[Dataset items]
[Begin]
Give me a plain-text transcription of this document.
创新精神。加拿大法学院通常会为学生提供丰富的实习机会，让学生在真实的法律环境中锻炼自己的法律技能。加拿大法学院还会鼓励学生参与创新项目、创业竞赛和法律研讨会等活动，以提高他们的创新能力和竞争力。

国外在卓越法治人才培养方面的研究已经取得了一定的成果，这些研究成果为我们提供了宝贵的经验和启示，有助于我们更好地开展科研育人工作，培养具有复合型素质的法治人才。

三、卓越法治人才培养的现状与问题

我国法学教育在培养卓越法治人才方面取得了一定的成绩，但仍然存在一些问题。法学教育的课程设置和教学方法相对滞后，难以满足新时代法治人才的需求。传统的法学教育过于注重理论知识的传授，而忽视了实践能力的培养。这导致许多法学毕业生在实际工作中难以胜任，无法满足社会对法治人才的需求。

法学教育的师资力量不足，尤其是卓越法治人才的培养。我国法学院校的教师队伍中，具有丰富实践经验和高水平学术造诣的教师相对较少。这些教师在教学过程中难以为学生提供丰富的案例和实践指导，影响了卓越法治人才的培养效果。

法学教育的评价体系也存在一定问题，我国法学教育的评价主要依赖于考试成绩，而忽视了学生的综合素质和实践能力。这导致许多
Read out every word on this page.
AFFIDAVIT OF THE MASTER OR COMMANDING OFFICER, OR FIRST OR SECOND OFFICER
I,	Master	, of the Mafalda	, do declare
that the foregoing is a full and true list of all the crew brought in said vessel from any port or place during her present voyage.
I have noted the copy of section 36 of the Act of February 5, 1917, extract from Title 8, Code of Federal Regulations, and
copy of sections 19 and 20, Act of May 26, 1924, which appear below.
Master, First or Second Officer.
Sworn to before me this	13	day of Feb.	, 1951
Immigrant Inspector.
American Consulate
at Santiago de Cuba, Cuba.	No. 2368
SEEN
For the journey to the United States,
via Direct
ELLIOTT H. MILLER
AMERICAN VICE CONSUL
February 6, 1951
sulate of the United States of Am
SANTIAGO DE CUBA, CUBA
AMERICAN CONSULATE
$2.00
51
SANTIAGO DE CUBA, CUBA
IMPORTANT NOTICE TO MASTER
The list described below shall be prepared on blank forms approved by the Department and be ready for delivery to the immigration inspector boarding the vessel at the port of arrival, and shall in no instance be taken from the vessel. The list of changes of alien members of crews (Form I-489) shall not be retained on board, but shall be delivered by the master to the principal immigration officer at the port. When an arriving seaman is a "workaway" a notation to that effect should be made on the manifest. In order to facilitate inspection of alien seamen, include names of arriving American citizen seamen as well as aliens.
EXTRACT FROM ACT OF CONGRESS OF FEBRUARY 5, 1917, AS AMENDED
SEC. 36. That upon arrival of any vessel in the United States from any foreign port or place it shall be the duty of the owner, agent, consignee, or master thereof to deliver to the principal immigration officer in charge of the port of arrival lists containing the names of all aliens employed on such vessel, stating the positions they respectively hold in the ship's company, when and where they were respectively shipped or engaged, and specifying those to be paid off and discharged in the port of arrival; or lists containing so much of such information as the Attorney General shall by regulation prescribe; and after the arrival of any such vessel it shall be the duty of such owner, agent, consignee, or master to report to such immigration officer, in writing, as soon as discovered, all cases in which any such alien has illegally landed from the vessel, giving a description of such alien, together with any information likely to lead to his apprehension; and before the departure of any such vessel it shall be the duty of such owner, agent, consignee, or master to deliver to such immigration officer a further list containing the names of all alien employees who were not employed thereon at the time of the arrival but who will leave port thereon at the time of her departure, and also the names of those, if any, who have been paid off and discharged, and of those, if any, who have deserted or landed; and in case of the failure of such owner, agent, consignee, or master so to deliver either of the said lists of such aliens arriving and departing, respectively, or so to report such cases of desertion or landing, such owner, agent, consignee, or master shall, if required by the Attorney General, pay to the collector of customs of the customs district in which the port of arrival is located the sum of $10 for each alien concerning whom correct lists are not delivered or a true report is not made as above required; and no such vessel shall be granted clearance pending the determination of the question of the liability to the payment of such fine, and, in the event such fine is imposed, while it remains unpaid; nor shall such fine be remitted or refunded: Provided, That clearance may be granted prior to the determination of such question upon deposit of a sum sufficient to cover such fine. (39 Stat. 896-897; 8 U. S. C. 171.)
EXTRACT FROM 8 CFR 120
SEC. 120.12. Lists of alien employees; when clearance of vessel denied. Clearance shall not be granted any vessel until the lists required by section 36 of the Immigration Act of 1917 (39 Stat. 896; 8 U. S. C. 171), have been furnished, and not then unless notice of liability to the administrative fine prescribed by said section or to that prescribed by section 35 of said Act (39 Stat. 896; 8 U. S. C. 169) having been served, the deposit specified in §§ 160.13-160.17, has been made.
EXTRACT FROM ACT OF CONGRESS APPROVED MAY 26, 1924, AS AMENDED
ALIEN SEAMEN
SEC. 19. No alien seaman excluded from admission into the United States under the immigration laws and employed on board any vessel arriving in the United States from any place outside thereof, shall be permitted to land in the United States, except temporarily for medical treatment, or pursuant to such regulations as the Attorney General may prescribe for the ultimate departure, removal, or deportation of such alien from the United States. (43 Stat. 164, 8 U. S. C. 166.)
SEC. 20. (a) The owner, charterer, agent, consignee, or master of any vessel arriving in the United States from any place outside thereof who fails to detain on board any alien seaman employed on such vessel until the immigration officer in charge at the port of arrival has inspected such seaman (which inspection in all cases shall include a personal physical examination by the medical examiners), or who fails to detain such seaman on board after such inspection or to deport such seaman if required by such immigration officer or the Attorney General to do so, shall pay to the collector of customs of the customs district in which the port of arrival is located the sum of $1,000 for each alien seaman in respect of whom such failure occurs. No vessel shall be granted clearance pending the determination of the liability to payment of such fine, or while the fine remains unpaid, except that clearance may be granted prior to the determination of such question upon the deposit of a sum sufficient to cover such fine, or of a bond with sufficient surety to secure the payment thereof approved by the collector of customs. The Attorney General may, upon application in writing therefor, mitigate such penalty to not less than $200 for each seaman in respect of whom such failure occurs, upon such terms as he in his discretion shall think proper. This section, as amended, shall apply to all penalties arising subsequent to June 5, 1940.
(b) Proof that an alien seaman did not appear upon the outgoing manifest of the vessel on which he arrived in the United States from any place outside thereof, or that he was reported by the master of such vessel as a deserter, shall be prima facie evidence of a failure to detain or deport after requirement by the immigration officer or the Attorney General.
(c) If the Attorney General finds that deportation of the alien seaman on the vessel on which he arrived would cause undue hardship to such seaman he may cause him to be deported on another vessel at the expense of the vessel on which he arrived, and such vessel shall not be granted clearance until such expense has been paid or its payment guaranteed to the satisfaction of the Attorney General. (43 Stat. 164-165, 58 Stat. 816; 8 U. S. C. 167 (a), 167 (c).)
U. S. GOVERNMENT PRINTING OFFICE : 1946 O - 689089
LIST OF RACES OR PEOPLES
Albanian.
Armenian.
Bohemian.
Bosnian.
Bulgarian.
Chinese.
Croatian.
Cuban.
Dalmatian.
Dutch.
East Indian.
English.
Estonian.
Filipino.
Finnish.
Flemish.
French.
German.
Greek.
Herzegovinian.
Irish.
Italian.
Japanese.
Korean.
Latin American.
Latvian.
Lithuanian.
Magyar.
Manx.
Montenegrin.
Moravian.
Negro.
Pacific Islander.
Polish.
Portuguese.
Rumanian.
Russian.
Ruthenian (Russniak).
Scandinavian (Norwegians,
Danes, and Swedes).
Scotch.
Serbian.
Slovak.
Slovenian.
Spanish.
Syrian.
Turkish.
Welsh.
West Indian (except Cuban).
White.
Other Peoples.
[End]
→ **The task**: Write each line above out exactly.

→ **Answer in full**:
Give me a plain-text transcription of this document.
创新精神。加拿大法学院通常会为学生提供丰富的实习机会，让学生在真实的法律环境中锻炼自己的法律技能。加拿大法学院还会鼓励学生参与创新项目、创业竞赛和法律研讨会等活动，以提高他们的创新能力和竞争力。

国外在卓越法治人才培养方面的研究已经取得了一定的成果，这些研究成果为我们提供了宝贵的经验和启示，有助于我们更好地开展科研育人工作，培养具有复合型素质的法治人才。

三、卓越法治人才培养的现状与问题

我国法学教育在培养卓越法治人才方面取得了一定的成绩，但仍然存在一些问题。法学教育的课程设置和教学方法相对滞后，难以满足新时代法治人才的需求。传统的法学教育过于注重理论知识的传授，而忽视了实践能力的培养。这导致许多法学毕业生在实际工作中难以胜任，无法满足社会对法治人才的需求。

法学教育的师资力量不足，尤其是卓越法治人才的培养。我国法学院校的教师队伍中，具有丰富实践经验和高水平学术造诣的教师相对较少。这些教师在教学过程中难以为学生提供丰富的案例和实践指导，影响了卓越法治人才的培养效果。

法学教育的评价体系也存在一定问题，我国法学教育的评价主要依赖于考试成绩，而忽视了学生的综合素质和实践能力。这导致许多
Read out every word on this page.
AFFIDAVIT OF THE MASTER OR COMMANDING OFFICER, OR FIRST OR SECOND OFFICER
I,	Master	, of the Mafalda	, do declare
that the foregoing is a full and true list of all the crew brought in said vessel from any port or place during her present voyage.
I have noted the copy of section 36 of the Act of February 5, 1917, extract from Title 8, Code of Federal Regulations, and
copy of sections 19 and 20, Act of May 26, 1924, which appear below.
Master, First or Second Officer.
Sworn to before me this	13	day of Feb.	, 1951
Immigrant Inspector.
American Consulate
at Santiago de Cuba, Cuba.	No. 2368
SEEN
For the journey to the United States,
via Direct
ELLIOTT H. MILLER
AMERICAN VICE CONSUL
February 6, 1951
sulate of the United States of Am
SANTIAGO DE CUBA, CUBA
AMERICAN CONSULATE
$2.00
51
SANTIAGO DE CUBA, CUBA
IMPORTANT NOTICE TO MASTER
The list described below shall be prepared on blank forms approved by the Department and be ready for delivery to the immigration inspector boarding the vessel at the port of arrival, and shall in no instance be taken from the vessel. The list of changes of alien members of crews (Form I-489) shall not be retained on board, but shall be delivered by the master to the principal immigration officer at the port. When an arriving seaman is a "workaway" a notation to that effect should be made on the manifest. In order to facilitate inspection of alien seamen, include names of arriving American citizen seamen as well as aliens.
EXTRACT FROM ACT OF CONGRESS OF FEBRUARY 5, 1917, AS AMENDED
SEC. 36. That upon arrival of any vessel in the United States from any foreign port or place it shall be the duty of the owner, agent, consignee, or master thereof to deliver to the principal immigration officer in charge of the port of arrival lists containing the names of all aliens employed on such vessel, stating the positions they respectively hold in the ship's company, when and where they were respectively shipped or engaged, and specifying those to be paid off and discharged in the port of arrival; or lists containing so much of such information as the Attorney General shall by regulation prescribe; and after the arrival of any such vessel it shall be the duty of such owner, agent, consignee, or master to report to such immigration officer, in writing, as soon as discovered, all cases in which any such alien has illegally landed from the vessel, giving a description of such alien, together with any information likely to lead to his apprehension; and before the departure of any such vessel it shall be the duty of such owner, agent, consignee, or master to deliver to such immigration officer a further list containing the names of all alien employees who were not employed thereon at the time of the arrival but who will leave port thereon at the time of her departure, and also the names of those, if any, who have been paid off and discharged, and of those, if any, who have deserted or landed; and in case of the failure of such owner, agent, consignee, or master so to deliver either of the said lists of such aliens arriving and departing, respectively, or so to report such cases of desertion or landing, such owner, agent, consignee, or master shall, if required by the Attorney General, pay to the collector of customs of the customs district in which the port of arrival is located the sum of $10 for each alien concerning whom correct lists are not delivered or a true report is not made as above required; and no such vessel shall be granted clearance pending the determination of the question of the liability to the payment of such fine, and, in the event such fine is imposed, while it remains unpaid; nor shall such fine be remitted or refunded: Provided, That clearance may be granted prior to the determination of such question upon deposit of a sum sufficient to cover such fine. (39 Stat. 896-897; 8 U. S. C. 171.)
EXTRACT FROM 8 CFR 120
SEC. 120.12. Lists of alien employees; when clearance of vessel denied. Clearance shall not be granted any vessel until the lists required by section 36 of the Immigration Act of 1917 (39 Stat. 896; 8 U. S. C. 171), have been furnished, and not then unless notice of liability to the administrative fine prescribed by said section or to that prescribed by section 35 of said Act (39 Stat. 896; 8 U. S. C. 169) having been served, the deposit specified in §§ 160.13-160.17, has been made.
EXTRACT FROM ACT OF CONGRESS APPROVED MAY 26, 1924, AS AMENDED
ALIEN SEAMEN
SEC. 19. No alien seaman excluded from admission into the United States under the immigration laws and employed on board any vessel arriving in the United States from any place outside thereof, shall be permitted to land in the United States, except temporarily for medical treatment, or pursuant to such regulations as the Attorney General may prescribe for the ultimate departure, removal, or deportation of such alien from the United States. (43 Stat. 164, 8 U. S. C. 166.)
SEC. 20. (a) The owner, charterer, agent, consignee, or master of any vessel arriving in the United States from any place outside thereof who fails to detain on board any alien seaman employed on such vessel until the immigration officer in charge at the port of arrival has inspected such seaman (which inspection in all cases shall include a personal physical examination by the medical examiners), or who fails to detain such seaman on board after such inspection or to deport such seaman if required by such immigration officer or the Attorney General to do so, shall pay to the collector of customs of the customs district in which the port of arrival is located the sum of $1,000 for each alien seaman in respect of whom such failure occurs. No vessel shall be granted clearance pending the determination of the liability to payment of such fine, or while the fine remains unpaid, except that clearance may be granted prior to the determination of such question upon the deposit of a sum sufficient to cover such fine, or of a bond with sufficient surety to secure the payment thereof approved by the collector of customs. The Attorney General may, upon application in writing therefor, mitigate such penalty to not less than $200 for each seaman in respect of whom such failure occurs, upon such terms as he in his discretion shall think proper. This section, as amended, shall apply to all penalties arising subsequent to June 5, 1940.
(b) Proof that an alien seaman did not appear upon the outgoing manifest of the vessel on which he arrived in the United States from any place outside thereof, or that he was reported by the master of such vessel as a deserter, shall be prima facie evidence of a failure to detain or deport after requirement by the immigration officer or the Attorney General.
(c) If the Attorney General finds that deportation of the alien seaman on the vessel on which he arrived would cause undue hardship to such seaman he may cause him to be deported on another vessel at the expense of the vessel on which he arrived, and such vessel shall not be granted clearance until such expense has been paid or its payment guaranteed to the satisfaction of the Attorney General. (43 Stat. 164-165, 58 Stat. 816; 8 U. S. C. 167 (a), 167 (c).)
U. S. GOVERNMENT PRINTING OFFICE : 1946 O - 689089
LIST OF RACES OR PEOPLES
Albanian.
Armenian.
Bohemian.
Bosnian.
Bulgarian.
Chinese.
Croatian.
Cuban.
Dalmatian.
Dutch.
East Indian.
English.
Estonian.
Filipino.
Finnish.
Flemish.
French.
German.
Greek.
Herzegovinian.
Irish.
Italian.
Japanese.
Korean.
Latin American.
Latvian.
Lithuanian.
Magyar.
Manx.
Montenegrin.
Moravian.
Negro.
Pacific Islander.
Polish.
Portuguese.
Rumanian.
Russian.
Ruthenian (Russniak).
Scandinavian (Norwegians,
Danes, and Swedes).
Scotch.
Serbian.
Slovak.
Slovenian.
Spanish.
Syrian.
Turkish.
Welsh.
West Indian (except Cuban).
White.
Other Peoples.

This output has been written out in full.